__What the task requires__
Your task is to extract every entry that follows word for word while excluding the pictures.
** START Listing **
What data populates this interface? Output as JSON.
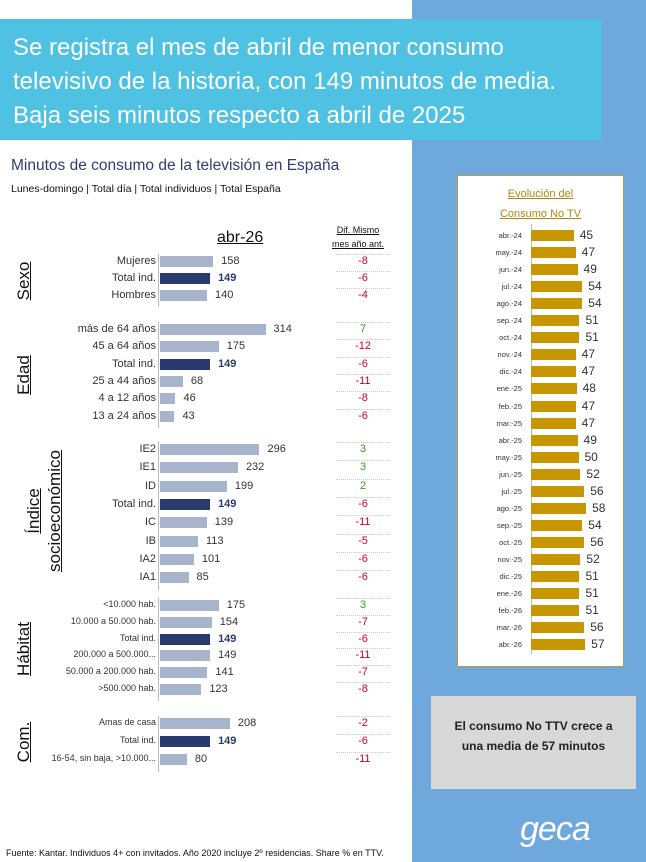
{
  "headline": [
    "Se registra el mes de abril de menor consumo",
    "televisivo de la historia, con 149 minutos de media.",
    "Baja seis minutos respecto a abril de 2025"
  ],
  "subtitle": "Minutos de consumo de la televisión en España",
  "subtitle2": "Lunes-domingo | Total día | Total individuos | Total España",
  "period_label": "abr-26",
  "dif_header": [
    "Dif. Mismo",
    "mes año ant."
  ],
  "chart_data": [
    {
      "type": "bar",
      "title": "Minutos de consumo de la televisión en España",
      "series_label": "abr-26",
      "groups": [
        {
          "name": "Sexo",
          "categories": [
            "Mujeres",
            "Total ind.",
            "Hombres"
          ],
          "values": [
            158,
            149,
            140
          ],
          "dif": [
            "-8",
            "-6",
            "-4"
          ]
        },
        {
          "name": "Edad",
          "categories": [
            "más de 64 años",
            "45 a 64 años",
            "Total ind.",
            "25 a 44 años",
            "4 a 12 años",
            "13 a 24 años"
          ],
          "values": [
            314,
            175,
            149,
            68,
            46,
            43
          ],
          "dif": [
            "7",
            "-12",
            "-6",
            "-11",
            "-8",
            "-6"
          ]
        },
        {
          "name": "Índice socioeconómico",
          "categories": [
            "IE2",
            "IE1",
            "ID",
            "Total ind.",
            "IC",
            "IB",
            "IA2",
            "IA1"
          ],
          "values": [
            296,
            232,
            199,
            149,
            139,
            113,
            101,
            85
          ],
          "dif": [
            "3",
            "3",
            "2",
            "-6",
            "-11",
            "-5",
            "-6",
            "-6"
          ]
        },
        {
          "name": "Hábitat",
          "categories": [
            "<10.000 hab.",
            "10.000 a 50.000 hab.",
            "Total ind.",
            "200.000 a 500.000...",
            "50.000 a 200.000 hab.",
            ">500.000 hab."
          ],
          "values": [
            175,
            154,
            149,
            149,
            141,
            123
          ],
          "dif": [
            "3",
            "-7",
            "-6",
            "-11",
            "-7",
            "-8"
          ]
        },
        {
          "name": "Com.",
          "categories": [
            "Amas de casa",
            "Total ind.",
            "16-54, sin baja, >10.000..."
          ],
          "values": [
            208,
            149,
            80
          ],
          "dif": [
            "-2",
            "-6",
            "-11"
          ]
        }
      ]
    },
    {
      "type": "bar",
      "title": "Evolución del Consumo No TV",
      "categories": [
        "abr.-24",
        "may.-24",
        "jun.-24",
        "jul.-24",
        "ago.-24",
        "sep.-24",
        "oct.-24",
        "nov.-24",
        "dic.-24",
        "ene.-25",
        "feb.-25",
        "mar.-25",
        "abr.-25",
        "may.-25",
        "jun.-25",
        "jul.-25",
        "ago.-25",
        "sep.-25",
        "oct.-25",
        "nov.-25",
        "dic.-25",
        "ene.-26",
        "feb.-26",
        "mar.-26",
        "abr.-26"
      ],
      "values": [
        45,
        47,
        49,
        54,
        54,
        51,
        51,
        47,
        47,
        48,
        47,
        47,
        49,
        50,
        52,
        56,
        58,
        54,
        56,
        52,
        51,
        51,
        51,
        56,
        57
      ]
    }
  ],
  "no_tv_title": [
    "Evolución del",
    "Consumo No TV"
  ],
  "callout": [
    "El consumo No TTV crece a",
    "una media de 57 minutos"
  ],
  "logo": "geca",
  "footer": "Fuente: Kantar. Individuos 4+ con invitados. Año 2020 incluye 2º residencias. Share % en TTV.",
  "colors": {
    "headline_bg": "#4fc1e3",
    "right_panel": "#6fa8dc",
    "bar": "#a8b4cb",
    "bar_total": "#2b3a6e",
    "no_tv_bar": "#c89600",
    "neg": "#d0021b",
    "pos": "#3a9a22"
  }
}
** END Listing **
__Response to this task__
What data populates this interface? Output as JSON.
{
  "headline": [
    "Se registra el mes de abril de menor consumo",
    "televisivo de la historia, con 149 minutos de media.",
    "Baja seis minutos respecto a abril de 2025"
  ],
  "subtitle": "Minutos de consumo de la televisión en España",
  "subtitle2": "Lunes-domingo | Total día | Total individuos | Total España",
  "period_label": "abr-26",
  "dif_header": [
    "Dif. Mismo",
    "mes año ant."
  ],
  "chart_data": [
    {
      "type": "bar",
      "title": "Minutos de consumo de la televisión en España",
      "series_label": "abr-26",
      "groups": [
        {
          "name": "Sexo",
          "categories": [
            "Mujeres",
            "Total ind.",
            "Hombres"
          ],
          "values": [
            158,
            149,
            140
          ],
          "dif": [
            "-8",
            "-6",
            "-4"
          ]
        },
        {
          "name": "Edad",
          "categories": [
            "más de 64 años",
            "45 a 64 años",
            "Total ind.",
            "25 a 44 años",
            "4 a 12 años",
            "13 a 24 años"
          ],
          "values": [
            314,
            175,
            149,
            68,
            46,
            43
          ],
          "dif": [
            "7",
            "-12",
            "-6",
            "-11",
            "-8",
            "-6"
          ]
        },
        {
          "name": "Índice socioeconómico",
          "categories": [
            "IE2",
            "IE1",
            "ID",
            "Total ind.",
            "IC",
            "IB",
            "IA2",
            "IA1"
          ],
          "values": [
            296,
            232,
            199,
            149,
            139,
            113,
            101,
            85
          ],
          "dif": [
            "3",
            "3",
            "2",
            "-6",
            "-11",
            "-5",
            "-6",
            "-6"
          ]
        },
        {
          "name": "Hábitat",
          "categories": [
            "<10.000 hab.",
            "10.000 a 50.000 hab.",
            "Total ind.",
            "200.000 a 500.000...",
            "50.000 a 200.000 hab.",
            ">500.000 hab."
          ],
          "values": [
            175,
            154,
            149,
            149,
            141,
            123
          ],
          "dif": [
            "3",
            "-7",
            "-6",
            "-11",
            "-7",
            "-8"
          ]
        },
        {
          "name": "Com.",
          "categories": [
            "Amas de casa",
            "Total ind.",
            "16-54, sin baja, >10.000..."
          ],
          "values": [
            208,
            149,
            80
          ],
          "dif": [
            "-2",
            "-6",
            "-11"
          ]
        }
      ]
    },
    {
      "type": "bar",
      "title": "Evolución del Consumo No TV",
      "categories": [
        "abr.-24",
        "may.-24",
        "jun.-24",
        "jul.-24",
        "ago.-24",
        "sep.-24",
        "oct.-24",
        "nov.-24",
        "dic.-24",
        "ene.-25",
        "feb.-25",
        "mar.-25",
        "abr.-25",
        "may.-25",
        "jun.-25",
        "jul.-25",
        "ago.-25",
        "sep.-25",
        "oct.-25",
        "nov.-25",
        "dic.-25",
        "ene.-26",
        "feb.-26",
        "mar.-26",
        "abr.-26"
      ],
      "values": [
        45,
        47,
        49,
        54,
        54,
        51,
        51,
        47,
        47,
        48,
        47,
        47,
        49,
        50,
        52,
        56,
        58,
        54,
        56,
        52,
        51,
        51,
        51,
        56,
        57
      ]
    }
  ],
  "no_tv_title": [
    "Evolución del",
    "Consumo No TV"
  ],
  "callout": [
    "El consumo No TTV crece a",
    "una media de 57 minutos"
  ],
  "logo": "geca",
  "footer": "Fuente: Kantar. Individuos 4+ con invitados. Año 2020 incluye 2º residencias. Share % en TTV.",
  "colors": {
    "headline_bg": "#4fc1e3",
    "right_panel": "#6fa8dc",
    "bar": "#a8b4cb",
    "bar_total": "#2b3a6e",
    "no_tv_bar": "#c89600",
    "neg": "#d0021b",
    "pos": "#3a9a22"
  }
}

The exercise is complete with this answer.